§ **GIVEN INSTRUCTION**
Look through the lines below and extract each one that contains "this".

• • • •

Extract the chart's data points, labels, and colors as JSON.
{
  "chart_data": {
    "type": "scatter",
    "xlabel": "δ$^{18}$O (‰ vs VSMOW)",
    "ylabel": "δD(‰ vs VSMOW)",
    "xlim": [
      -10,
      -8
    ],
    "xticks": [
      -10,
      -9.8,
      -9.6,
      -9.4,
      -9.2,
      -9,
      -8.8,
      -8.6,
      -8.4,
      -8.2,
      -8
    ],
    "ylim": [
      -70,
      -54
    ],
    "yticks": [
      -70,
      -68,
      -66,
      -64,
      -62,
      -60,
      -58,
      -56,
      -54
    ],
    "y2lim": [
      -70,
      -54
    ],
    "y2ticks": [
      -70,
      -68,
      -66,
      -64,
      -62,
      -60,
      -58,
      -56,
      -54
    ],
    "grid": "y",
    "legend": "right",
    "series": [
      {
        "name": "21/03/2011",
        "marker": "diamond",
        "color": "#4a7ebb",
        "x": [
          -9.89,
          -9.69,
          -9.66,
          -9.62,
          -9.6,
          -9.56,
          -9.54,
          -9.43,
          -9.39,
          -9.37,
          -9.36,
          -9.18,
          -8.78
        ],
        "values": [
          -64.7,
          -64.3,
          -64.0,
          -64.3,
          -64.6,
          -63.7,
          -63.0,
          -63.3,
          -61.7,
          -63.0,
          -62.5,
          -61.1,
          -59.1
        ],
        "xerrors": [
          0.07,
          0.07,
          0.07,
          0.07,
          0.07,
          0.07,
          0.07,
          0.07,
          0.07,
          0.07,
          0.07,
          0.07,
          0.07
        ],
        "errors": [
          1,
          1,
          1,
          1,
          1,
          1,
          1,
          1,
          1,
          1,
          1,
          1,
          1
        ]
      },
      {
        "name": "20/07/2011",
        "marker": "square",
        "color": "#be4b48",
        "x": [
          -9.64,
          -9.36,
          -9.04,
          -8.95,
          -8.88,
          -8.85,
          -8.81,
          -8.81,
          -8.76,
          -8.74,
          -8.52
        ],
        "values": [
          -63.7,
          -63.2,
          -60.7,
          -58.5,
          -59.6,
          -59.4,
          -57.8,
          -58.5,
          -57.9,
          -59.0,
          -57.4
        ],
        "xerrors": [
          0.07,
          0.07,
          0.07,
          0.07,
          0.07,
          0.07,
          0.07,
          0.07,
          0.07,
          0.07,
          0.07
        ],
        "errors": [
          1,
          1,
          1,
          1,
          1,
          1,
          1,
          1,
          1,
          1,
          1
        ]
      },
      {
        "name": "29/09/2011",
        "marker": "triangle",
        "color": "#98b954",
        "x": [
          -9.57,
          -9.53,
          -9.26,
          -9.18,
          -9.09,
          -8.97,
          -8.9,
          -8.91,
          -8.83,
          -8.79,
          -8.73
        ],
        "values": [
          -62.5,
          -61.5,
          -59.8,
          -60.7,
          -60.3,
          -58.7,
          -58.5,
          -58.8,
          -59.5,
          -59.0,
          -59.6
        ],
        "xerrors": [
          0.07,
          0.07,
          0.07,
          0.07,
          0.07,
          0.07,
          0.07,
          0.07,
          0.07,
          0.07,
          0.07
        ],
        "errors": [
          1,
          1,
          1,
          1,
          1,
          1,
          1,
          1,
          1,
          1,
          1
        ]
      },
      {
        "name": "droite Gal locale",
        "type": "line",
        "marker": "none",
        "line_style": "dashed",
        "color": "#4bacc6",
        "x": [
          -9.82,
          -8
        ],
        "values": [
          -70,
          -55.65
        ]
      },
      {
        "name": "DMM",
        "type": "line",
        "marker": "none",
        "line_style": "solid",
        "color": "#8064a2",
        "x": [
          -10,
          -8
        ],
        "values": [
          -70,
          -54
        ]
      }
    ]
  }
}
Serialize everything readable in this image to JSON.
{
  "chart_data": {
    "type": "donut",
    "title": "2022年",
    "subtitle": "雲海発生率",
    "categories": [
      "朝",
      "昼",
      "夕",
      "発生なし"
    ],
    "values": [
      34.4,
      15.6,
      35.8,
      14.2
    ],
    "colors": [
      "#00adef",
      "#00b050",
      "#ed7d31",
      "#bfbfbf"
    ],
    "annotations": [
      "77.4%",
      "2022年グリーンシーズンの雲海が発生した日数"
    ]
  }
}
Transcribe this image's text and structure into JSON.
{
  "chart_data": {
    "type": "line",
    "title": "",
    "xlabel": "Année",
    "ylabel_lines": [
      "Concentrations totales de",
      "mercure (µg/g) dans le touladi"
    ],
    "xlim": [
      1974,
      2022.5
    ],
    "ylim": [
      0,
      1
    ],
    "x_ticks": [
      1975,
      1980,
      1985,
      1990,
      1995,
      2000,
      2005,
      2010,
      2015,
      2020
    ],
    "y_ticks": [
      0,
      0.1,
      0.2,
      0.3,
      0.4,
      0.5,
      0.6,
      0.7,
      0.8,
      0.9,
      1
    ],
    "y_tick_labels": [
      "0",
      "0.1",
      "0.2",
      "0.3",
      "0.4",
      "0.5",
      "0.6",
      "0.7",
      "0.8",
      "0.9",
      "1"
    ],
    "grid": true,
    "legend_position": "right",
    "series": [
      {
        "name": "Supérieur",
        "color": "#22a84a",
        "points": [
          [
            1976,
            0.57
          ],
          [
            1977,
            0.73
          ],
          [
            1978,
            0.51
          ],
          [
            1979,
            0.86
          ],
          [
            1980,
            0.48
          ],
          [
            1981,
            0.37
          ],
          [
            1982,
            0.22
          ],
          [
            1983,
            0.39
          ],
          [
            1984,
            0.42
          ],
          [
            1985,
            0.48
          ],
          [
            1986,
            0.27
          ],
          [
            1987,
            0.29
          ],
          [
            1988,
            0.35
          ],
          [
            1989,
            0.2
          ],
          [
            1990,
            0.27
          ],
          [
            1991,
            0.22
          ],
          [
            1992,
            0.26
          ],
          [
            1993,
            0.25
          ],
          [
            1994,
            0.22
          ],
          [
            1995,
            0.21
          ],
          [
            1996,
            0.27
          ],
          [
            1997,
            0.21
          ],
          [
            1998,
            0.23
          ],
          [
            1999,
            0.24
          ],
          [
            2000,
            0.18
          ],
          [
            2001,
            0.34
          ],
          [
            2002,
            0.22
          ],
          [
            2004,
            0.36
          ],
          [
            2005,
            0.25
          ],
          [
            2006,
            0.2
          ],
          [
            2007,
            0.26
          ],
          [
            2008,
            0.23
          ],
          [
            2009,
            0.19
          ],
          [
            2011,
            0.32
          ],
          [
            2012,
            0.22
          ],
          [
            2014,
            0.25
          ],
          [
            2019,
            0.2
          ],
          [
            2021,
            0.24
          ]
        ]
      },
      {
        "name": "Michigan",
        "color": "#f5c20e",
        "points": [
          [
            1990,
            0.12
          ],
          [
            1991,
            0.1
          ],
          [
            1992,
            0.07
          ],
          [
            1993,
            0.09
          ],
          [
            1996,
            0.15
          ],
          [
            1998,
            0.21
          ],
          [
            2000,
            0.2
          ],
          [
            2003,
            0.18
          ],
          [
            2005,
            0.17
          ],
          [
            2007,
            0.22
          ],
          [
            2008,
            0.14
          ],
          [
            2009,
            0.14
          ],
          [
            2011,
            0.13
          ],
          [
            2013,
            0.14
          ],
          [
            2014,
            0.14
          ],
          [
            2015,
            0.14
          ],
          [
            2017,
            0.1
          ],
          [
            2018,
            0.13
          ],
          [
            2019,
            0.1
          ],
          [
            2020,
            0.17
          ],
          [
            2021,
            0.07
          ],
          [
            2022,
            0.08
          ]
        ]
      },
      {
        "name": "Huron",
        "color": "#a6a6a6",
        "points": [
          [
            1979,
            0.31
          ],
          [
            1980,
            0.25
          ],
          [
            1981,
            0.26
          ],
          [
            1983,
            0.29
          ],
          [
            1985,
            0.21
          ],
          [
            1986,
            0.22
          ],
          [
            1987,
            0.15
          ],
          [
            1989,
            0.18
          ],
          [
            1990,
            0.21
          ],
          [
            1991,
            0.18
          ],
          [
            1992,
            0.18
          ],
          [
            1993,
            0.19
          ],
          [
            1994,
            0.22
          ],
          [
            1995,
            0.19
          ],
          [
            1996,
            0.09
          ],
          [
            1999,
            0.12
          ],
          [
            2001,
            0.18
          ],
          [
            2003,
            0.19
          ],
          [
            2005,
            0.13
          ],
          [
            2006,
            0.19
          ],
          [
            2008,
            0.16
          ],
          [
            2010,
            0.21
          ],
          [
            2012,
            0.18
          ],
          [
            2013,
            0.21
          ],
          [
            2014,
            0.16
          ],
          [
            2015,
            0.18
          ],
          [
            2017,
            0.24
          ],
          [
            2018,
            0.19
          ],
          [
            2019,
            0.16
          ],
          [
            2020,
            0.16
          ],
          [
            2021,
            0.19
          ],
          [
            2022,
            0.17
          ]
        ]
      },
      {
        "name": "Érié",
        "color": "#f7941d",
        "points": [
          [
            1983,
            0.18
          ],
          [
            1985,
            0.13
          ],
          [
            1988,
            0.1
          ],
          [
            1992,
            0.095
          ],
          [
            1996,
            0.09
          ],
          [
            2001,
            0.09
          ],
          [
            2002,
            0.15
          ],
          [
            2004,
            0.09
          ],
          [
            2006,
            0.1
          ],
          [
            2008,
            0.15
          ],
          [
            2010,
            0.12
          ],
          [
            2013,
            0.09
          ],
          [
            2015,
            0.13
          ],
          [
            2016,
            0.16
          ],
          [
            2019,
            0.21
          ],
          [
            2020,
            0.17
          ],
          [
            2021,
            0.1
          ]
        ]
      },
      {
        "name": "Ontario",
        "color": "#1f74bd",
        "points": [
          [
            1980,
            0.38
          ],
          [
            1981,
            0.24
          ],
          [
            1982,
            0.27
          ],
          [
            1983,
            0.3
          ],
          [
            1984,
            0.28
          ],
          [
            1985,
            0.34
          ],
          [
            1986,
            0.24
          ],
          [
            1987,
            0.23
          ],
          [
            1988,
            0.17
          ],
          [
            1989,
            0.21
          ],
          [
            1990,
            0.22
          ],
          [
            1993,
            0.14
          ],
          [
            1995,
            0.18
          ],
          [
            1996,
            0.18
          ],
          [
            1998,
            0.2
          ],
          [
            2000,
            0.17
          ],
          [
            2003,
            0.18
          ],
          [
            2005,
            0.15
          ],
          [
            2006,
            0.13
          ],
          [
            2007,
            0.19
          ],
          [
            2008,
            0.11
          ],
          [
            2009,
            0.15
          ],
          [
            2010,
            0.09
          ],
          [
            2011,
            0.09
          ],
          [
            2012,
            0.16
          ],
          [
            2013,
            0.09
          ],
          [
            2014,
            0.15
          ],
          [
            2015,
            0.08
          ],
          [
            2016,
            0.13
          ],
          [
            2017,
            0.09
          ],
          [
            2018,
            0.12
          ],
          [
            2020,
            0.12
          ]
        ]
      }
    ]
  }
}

• • • •

§ **SOLUTION TO THE EXERCISE**
Serialize everything readable in this image to JSON.
Transcribe this image's text and structure into JSON.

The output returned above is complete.